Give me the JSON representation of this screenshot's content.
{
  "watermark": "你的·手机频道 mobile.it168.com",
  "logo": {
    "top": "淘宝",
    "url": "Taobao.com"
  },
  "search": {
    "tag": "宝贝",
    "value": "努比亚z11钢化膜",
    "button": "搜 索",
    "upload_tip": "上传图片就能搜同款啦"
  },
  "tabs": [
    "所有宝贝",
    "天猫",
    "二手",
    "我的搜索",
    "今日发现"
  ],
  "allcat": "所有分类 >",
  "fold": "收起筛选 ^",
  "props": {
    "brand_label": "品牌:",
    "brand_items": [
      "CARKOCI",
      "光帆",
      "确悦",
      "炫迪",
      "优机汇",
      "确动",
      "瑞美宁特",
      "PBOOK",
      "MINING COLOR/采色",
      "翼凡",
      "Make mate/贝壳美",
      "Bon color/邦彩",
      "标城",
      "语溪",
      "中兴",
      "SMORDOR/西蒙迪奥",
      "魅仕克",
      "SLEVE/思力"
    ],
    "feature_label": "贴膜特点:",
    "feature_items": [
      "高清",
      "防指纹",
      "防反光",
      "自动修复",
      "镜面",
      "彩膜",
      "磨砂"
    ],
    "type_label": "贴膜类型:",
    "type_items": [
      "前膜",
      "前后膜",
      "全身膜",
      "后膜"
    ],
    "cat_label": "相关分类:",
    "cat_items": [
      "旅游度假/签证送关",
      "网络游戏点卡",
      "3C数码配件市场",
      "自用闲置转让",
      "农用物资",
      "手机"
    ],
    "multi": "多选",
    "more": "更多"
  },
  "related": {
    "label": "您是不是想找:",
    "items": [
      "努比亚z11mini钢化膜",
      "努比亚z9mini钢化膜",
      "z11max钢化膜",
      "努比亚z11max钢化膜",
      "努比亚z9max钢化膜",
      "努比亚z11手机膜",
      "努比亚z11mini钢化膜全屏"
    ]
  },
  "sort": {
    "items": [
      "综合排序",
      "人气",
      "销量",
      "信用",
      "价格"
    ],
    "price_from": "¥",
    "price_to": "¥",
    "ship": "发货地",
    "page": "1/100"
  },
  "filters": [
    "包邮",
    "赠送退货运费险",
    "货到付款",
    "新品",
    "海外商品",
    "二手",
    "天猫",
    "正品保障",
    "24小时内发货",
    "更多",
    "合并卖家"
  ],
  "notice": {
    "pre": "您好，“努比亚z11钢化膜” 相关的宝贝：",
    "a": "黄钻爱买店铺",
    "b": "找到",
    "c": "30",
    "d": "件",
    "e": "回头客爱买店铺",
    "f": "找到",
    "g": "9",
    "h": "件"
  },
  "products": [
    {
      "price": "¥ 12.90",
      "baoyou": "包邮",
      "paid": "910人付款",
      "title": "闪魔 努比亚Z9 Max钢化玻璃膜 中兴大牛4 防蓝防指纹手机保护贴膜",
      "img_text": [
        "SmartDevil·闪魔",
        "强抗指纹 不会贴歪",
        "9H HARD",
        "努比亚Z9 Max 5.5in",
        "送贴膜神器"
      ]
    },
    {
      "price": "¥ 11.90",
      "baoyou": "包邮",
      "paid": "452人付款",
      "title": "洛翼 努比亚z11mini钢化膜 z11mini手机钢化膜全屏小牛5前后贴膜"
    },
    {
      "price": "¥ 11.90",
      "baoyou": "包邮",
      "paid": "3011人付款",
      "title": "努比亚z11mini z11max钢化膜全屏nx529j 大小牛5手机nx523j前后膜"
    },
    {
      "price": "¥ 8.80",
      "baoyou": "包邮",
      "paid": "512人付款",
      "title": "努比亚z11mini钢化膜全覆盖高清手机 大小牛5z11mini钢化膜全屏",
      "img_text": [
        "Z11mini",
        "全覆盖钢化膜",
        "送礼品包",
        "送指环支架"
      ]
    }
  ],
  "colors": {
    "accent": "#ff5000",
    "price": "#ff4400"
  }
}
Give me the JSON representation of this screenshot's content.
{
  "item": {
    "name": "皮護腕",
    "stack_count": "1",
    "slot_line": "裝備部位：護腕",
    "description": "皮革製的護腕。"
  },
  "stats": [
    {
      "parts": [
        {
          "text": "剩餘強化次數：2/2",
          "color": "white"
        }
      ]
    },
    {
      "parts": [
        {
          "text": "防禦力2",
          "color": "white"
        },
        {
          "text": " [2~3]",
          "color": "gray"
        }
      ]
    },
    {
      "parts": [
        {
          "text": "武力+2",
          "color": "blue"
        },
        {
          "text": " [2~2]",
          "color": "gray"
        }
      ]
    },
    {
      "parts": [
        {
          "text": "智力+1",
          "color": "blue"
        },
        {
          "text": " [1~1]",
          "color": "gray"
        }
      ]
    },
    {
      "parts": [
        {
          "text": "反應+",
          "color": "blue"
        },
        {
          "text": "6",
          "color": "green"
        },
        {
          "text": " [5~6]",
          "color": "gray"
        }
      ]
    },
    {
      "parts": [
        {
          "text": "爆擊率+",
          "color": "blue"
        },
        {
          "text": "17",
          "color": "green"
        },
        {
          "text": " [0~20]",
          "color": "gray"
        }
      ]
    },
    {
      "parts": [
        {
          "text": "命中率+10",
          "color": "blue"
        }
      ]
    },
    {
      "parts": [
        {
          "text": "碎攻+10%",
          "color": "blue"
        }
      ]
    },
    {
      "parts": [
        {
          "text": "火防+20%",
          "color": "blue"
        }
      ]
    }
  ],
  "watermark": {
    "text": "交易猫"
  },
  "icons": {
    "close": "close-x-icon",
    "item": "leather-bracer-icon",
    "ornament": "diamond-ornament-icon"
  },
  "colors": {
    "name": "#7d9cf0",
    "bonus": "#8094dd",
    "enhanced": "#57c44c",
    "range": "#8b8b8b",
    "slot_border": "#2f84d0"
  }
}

-*-

Output an exact copy of each record.

:: RESPONSE TO THIS EXERCISE ::
Give me the JSON representation of this screenshot's content.
{
  "watermark": "你的·手机频道 mobile.it168.com",
  "logo": {
    "top": "淘宝",
    "url": "Taobao.com"
  },
  "search": {
    "tag": "宝贝",
    "value": "努比亚z11钢化膜",
    "button": "搜 索",
    "upload_tip": "上传图片就能搜同款啦"
  },
  "tabs": [
    "所有宝贝",
    "天猫",
    "二手",
    "我的搜索",
    "今日发现"
  ],
  "allcat": "所有分类 >",
  "fold": "收起筛选 ^",
  "props": {
    "brand_label": "品牌:",
    "brand_items": [
      "CARKOCI",
      "光帆",
      "确悦",
      "炫迪",
      "优机汇",
      "确动",
      "瑞美宁特",
      "PBOOK",
      "MINING COLOR/采色",
      "翼凡",
      "Make mate/贝壳美",
      "Bon color/邦彩",
      "标城",
      "语溪",
      "中兴",
      "SMORDOR/西蒙迪奥",
      "魅仕克",
      "SLEVE/思力"
    ],
    "feature_label": "贴膜特点:",
    "feature_items": [
      "高清",
      "防指纹",
      "防反光",
      "自动修复",
      "镜面",
      "彩膜",
      "磨砂"
    ],
    "type_label": "贴膜类型:",
    "type_items": [
      "前膜",
      "前后膜",
      "全身膜",
      "后膜"
    ],
    "cat_label": "相关分类:",
    "cat_items": [
      "旅游度假/签证送关",
      "网络游戏点卡",
      "3C数码配件市场",
      "自用闲置转让",
      "农用物资",
      "手机"
    ],
    "multi": "多选",
    "more": "更多"
  },
  "related": {
    "label": "您是不是想找:",
    "items": [
      "努比亚z11mini钢化膜",
      "努比亚z9mini钢化膜",
      "z11max钢化膜",
      "努比亚z11max钢化膜",
      "努比亚z9max钢化膜",
      "努比亚z11手机膜",
      "努比亚z11mini钢化膜全屏"
    ]
  },
  "sort": {
    "items": [
      "综合排序",
      "人气",
      "销量",
      "信用",
      "价格"
    ],
    "price_from": "¥",
    "price_to": "¥",
    "ship": "发货地",
    "page": "1/100"
  },
  "filters": [
    "包邮",
    "赠送退货运费险",
    "货到付款",
    "新品",
    "海外商品",
    "二手",
    "天猫",
    "正品保障",
    "24小时内发货",
    "更多",
    "合并卖家"
  ],
  "notice": {
    "pre": "您好，“努比亚z11钢化膜” 相关的宝贝：",
    "a": "黄钻爱买店铺",
    "b": "找到",
    "c": "30",
    "d": "件",
    "e": "回头客爱买店铺",
    "f": "找到",
    "g": "9",
    "h": "件"
  },
  "products": [
    {
      "price": "¥ 12.90",
      "baoyou": "包邮",
      "paid": "910人付款",
      "title": "闪魔 努比亚Z9 Max钢化玻璃膜 中兴大牛4 防蓝防指纹手机保护贴膜",
      "img_text": [
        "SmartDevil·闪魔",
        "强抗指纹 不会贴歪",
        "9H HARD",
        "努比亚Z9 Max 5.5in",
        "送贴膜神器"
      ]
    },
    {
      "price": "¥ 11.90",
      "baoyou": "包邮",
      "paid": "452人付款",
      "title": "洛翼 努比亚z11mini钢化膜 z11mini手机钢化膜全屏小牛5前后贴膜"
    },
    {
      "price": "¥ 11.90",
      "baoyou": "包邮",
      "paid": "3011人付款",
      "title": "努比亚z11mini z11max钢化膜全屏nx529j 大小牛5手机nx523j前后膜"
    },
    {
      "price": "¥ 8.80",
      "baoyou": "包邮",
      "paid": "512人付款",
      "title": "努比亚z11mini钢化膜全覆盖高清手机 大小牛5z11mini钢化膜全屏",
      "img_text": [
        "Z11mini",
        "全覆盖钢化膜",
        "送礼品包",
        "送指环支架"
      ]
    }
  ],
  "colors": {
    "accent": "#ff5000",
    "price": "#ff4400"
  }
}
Give me the JSON representation of this screenshot's content.
{
  "item": {
    "name": "皮護腕",
    "stack_count": "1",
    "slot_line": "裝備部位：護腕",
    "description": "皮革製的護腕。"
  },
  "stats": [
    {
      "parts": [
        {
          "text": "剩餘強化次數：2/2",
          "color": "white"
        }
      ]
    },
    {
      "parts": [
        {
          "text": "防禦力2",
          "color": "white"
        },
        {
          "text": " [2~3]",
          "color": "gray"
        }
      ]
    },
    {
      "parts": [
        {
          "text": "武力+2",
          "color": "blue"
        },
        {
          "text": " [2~2]",
          "color": "gray"
        }
      ]
    },
    {
      "parts": [
        {
          "text": "智力+1",
          "color": "blue"
        },
        {
          "text": " [1~1]",
          "color": "gray"
        }
      ]
    },
    {
      "parts": [
        {
          "text": "反應+",
          "color": "blue"
        },
        {
          "text": "6",
          "color": "green"
        },
        {
          "text": " [5~6]",
          "color": "gray"
        }
      ]
    },
    {
      "parts": [
        {
          "text": "爆擊率+",
          "color": "blue"
        },
        {
          "text": "17",
          "color": "green"
        },
        {
          "text": " [0~20]",
          "color": "gray"
        }
      ]
    },
    {
      "parts": [
        {
          "text": "命中率+10",
          "color": "blue"
        }
      ]
    },
    {
      "parts": [
        {
          "text": "碎攻+10%",
          "color": "blue"
        }
      ]
    },
    {
      "parts": [
        {
          "text": "火防+20%",
          "color": "blue"
        }
      ]
    }
  ],
  "watermark": {
    "text": "交易猫"
  },
  "icons": {
    "close": "close-x-icon",
    "item": "leather-bracer-icon",
    "ornament": "diamond-ornament-icon"
  },
  "colors": {
    "name": "#7d9cf0",
    "bonus": "#8094dd",
    "enhanced": "#57c44c",
    "range": "#8b8b8b",
    "slot_border": "#2f84d0"
  }
}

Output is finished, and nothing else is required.